Exercise details — Could you carry on the essay about getting lost, picking up after its final sentence?

Text provided —
Lost and Found

February 10, 2014 | By Nathan Heleine, Cofounder & Chief Creative Officer

Part 1: The art of getting lost is almost lost.

I get lost all the time. On my better days, I get lost intentionally. Lost can be much more than a step in the wrong direction or an act of aimless wandering. Lost is not necessarily dumb, blind, confused, or misguided. Lost is not a ship without a rudder. Surely, to be lost should not imply that one is forgotten, and it should never be mistaken for mere absence.

Lost can be purposeful. Lost often leads to finding and creating. Lost can be, and frequently is, rewarding. Lost is an honest, open state of questioning. And in order to find the things worth questioning, you have to start by getting lost.

From one field guide to another, Rebecca Solnit in A Field Guide to Getting Lost:

“That thing the nature of which is totally unknown to you is usually what you need to find, and finding it is a matter of getting lost. The word ‘lost’ comes from the Old Norse 'los’, meaning the disbanding of an army, and this origin suggests soldiers falling out of formation to go home, a truce with the wide world. I worry now that many people never disband their armies, never go beyond what they know. Advertising, alarmist news, technology, incessant busyness, and the design of public and private space conspire to make it so.”

What does it mean to get lost these days? Does it have anything to do with place, or is it simply an earnest choice to disconnect? To get lost completely can be seemingly impossible, at least within the patterns of an average day of work and play. We are fed a constant stream to consume and process. The devices in our pockets pinpoint our position in the world, both actively and passively. And even the slightest implication of being lost leads us to astonishingly efficient tools to remedy the situation.

I don’t have an immediate answer to this question; cue the search engine. I don’t know where I’m going; cue the GPS-enabled map. I didn’t make a plan; cue SMS. I’m slightly bored or lonely; cue the whatever-fills-the-gap app on my mobile device.

Have we even really experienced what it means to be lost, or is that feeling, and our physiological response to it, lost as well?

We are ravenous connectors. We confirm ourselves, our thoughts and actions, our locations, and even our intentions, through increasingly digital interactions that promise to connect us. Why do so many of our generation (defined by cultural and technical mindset, not by age) feel the need to connect this intensely? Perhaps because connections have become quite enigmatic—sometimes meaningful in precisely the ways we expect, sometimes every bit as meaningful in new and surprising ways, yet sometimes not at all what they promise to be. Today’s connections are increasingly becoming more commodity than experience, more perception than reality.

Layout element annotations:
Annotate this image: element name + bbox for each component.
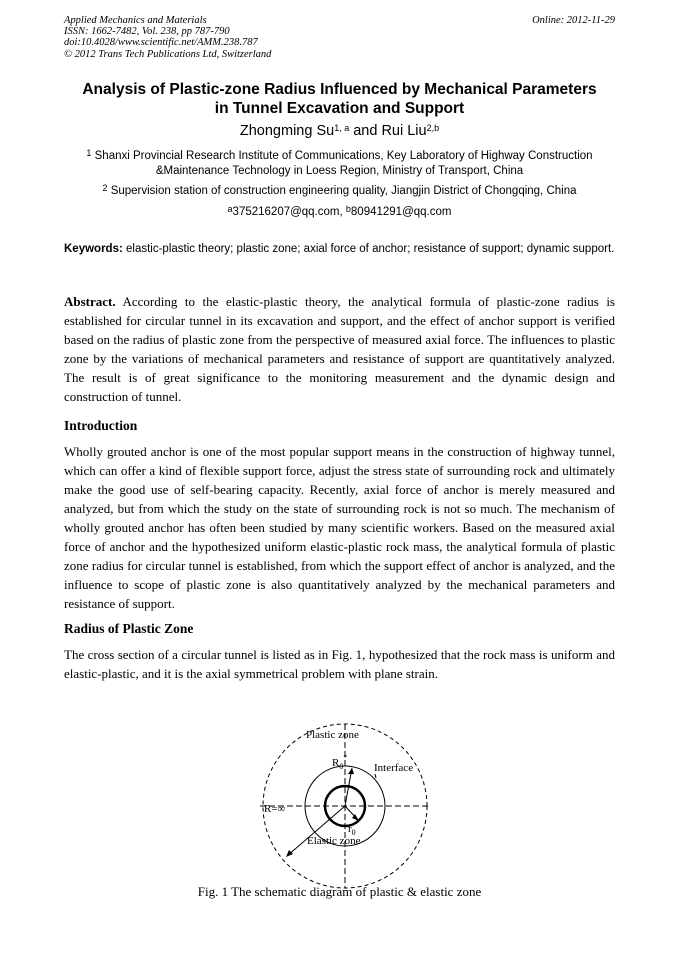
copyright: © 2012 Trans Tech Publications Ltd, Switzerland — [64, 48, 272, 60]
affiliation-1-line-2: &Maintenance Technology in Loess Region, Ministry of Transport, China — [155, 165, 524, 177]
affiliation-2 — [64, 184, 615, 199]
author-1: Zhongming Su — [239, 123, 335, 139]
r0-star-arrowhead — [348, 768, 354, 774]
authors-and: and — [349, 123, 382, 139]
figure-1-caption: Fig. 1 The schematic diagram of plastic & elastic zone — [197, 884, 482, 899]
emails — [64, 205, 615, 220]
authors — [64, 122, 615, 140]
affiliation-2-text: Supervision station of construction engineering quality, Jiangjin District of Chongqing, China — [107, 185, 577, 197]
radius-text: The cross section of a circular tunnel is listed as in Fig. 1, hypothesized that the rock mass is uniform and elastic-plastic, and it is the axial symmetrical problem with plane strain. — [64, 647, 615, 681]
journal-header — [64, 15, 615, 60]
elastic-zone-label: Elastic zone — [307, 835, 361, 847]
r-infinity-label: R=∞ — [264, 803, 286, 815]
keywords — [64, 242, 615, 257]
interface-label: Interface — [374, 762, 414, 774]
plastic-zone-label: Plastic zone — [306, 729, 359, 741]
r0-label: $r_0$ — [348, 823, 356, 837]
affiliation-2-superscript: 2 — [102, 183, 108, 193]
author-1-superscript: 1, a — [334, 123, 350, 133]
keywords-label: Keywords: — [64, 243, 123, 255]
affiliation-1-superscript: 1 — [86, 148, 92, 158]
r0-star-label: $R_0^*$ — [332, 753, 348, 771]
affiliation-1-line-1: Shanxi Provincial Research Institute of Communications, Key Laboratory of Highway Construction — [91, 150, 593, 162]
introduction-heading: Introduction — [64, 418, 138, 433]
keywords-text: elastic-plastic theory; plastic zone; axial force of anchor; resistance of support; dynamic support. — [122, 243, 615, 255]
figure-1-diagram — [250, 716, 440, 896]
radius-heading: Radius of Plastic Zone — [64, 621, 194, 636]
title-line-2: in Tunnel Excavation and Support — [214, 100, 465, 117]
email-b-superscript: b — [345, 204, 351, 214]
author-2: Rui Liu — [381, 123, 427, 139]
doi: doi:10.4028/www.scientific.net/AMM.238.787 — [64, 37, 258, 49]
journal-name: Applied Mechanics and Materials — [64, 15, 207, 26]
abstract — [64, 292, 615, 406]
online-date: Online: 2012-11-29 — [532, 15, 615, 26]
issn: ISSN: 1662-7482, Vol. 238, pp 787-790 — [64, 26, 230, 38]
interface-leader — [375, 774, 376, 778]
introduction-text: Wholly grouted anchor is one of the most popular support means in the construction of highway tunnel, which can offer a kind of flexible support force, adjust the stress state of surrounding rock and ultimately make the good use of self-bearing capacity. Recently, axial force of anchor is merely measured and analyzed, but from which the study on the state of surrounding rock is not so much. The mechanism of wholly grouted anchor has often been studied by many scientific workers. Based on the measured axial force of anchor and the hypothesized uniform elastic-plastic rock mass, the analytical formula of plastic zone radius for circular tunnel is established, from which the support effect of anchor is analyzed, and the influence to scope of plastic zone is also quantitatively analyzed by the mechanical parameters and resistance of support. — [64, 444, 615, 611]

Final result —
New conduits for connecting abound in the digital world. They’re hard to avoid, and that isn’t necessarily a bad thing because they afford us a new kind of richness within certain modes of interaction. From time to time though, in order to challenge and explore our understanding of the world, we need to disconnect.

The explorers and inventors who mapped and built the physical world did so largely by venturing off the well-trodden path, by looking elsewhere, by getting lost. At any given moment, whether you find yourself in front of a screen or on an adventure off the grid, remember to wander. And don’t fear the space it will create for new pathways and discoveries.

Again, from Solnit:

“For me, childhood roaming was what developed self-reliance, a sense of direction and adventure, imagination, a will to explore, to be able to get a little lost and then figure out the way back. I wonder what will come of placing this generation under house arrest.”

Part 2: A road runs to and from obscurity.

Lost might seem to be a lonely proposition, but it has a close companion in obscurity. And much like being lost, being obscure tends to get a bad rap. Most definitions of the word carry the negative implications one might expect.

Consider these definitions instead:

  1. Obscurity - The quality or condition of being unknown
  2. Obscure - Far from centers of human population

Many of us seem to be quite concerned with the whims of a faceless crowd, while failing to nurture the relationships we hold most dear. We count our “friends,” but what percentage of them really count? Everyone and everything can be a brand, and our brands can be measured by the weight of our networks, by digital street cred in the form of followers, by the incessant ping and patter of the digital huzzah. Does this really make us happy? Does this really bring success? For a select few, maybe. For most, no.

Perhaps we should rethink the value of obscurity.

Despite the awesome things being built for the digital world, scaling networks up and out just doesn’t always work. They break down. The social contract gets murky. Our interactions get awkward at best and downright ugly at worst. And we group think everything. The crowd can be powerful and insightful. It can also be just plain dumb.

Clive Thompson of Wired Magazine says:

“After all, the world’s bravest and most important ideas are often forged away from the spotlight—in small, obscure groups of people who are passionately interested in a subject and like arguing about it. They’re willing to experiment with risky or dumb concepts because they’re among intimates. (It was, after all, small groups of marginal weirdos that brought us the computer, democracy, and the novel.)”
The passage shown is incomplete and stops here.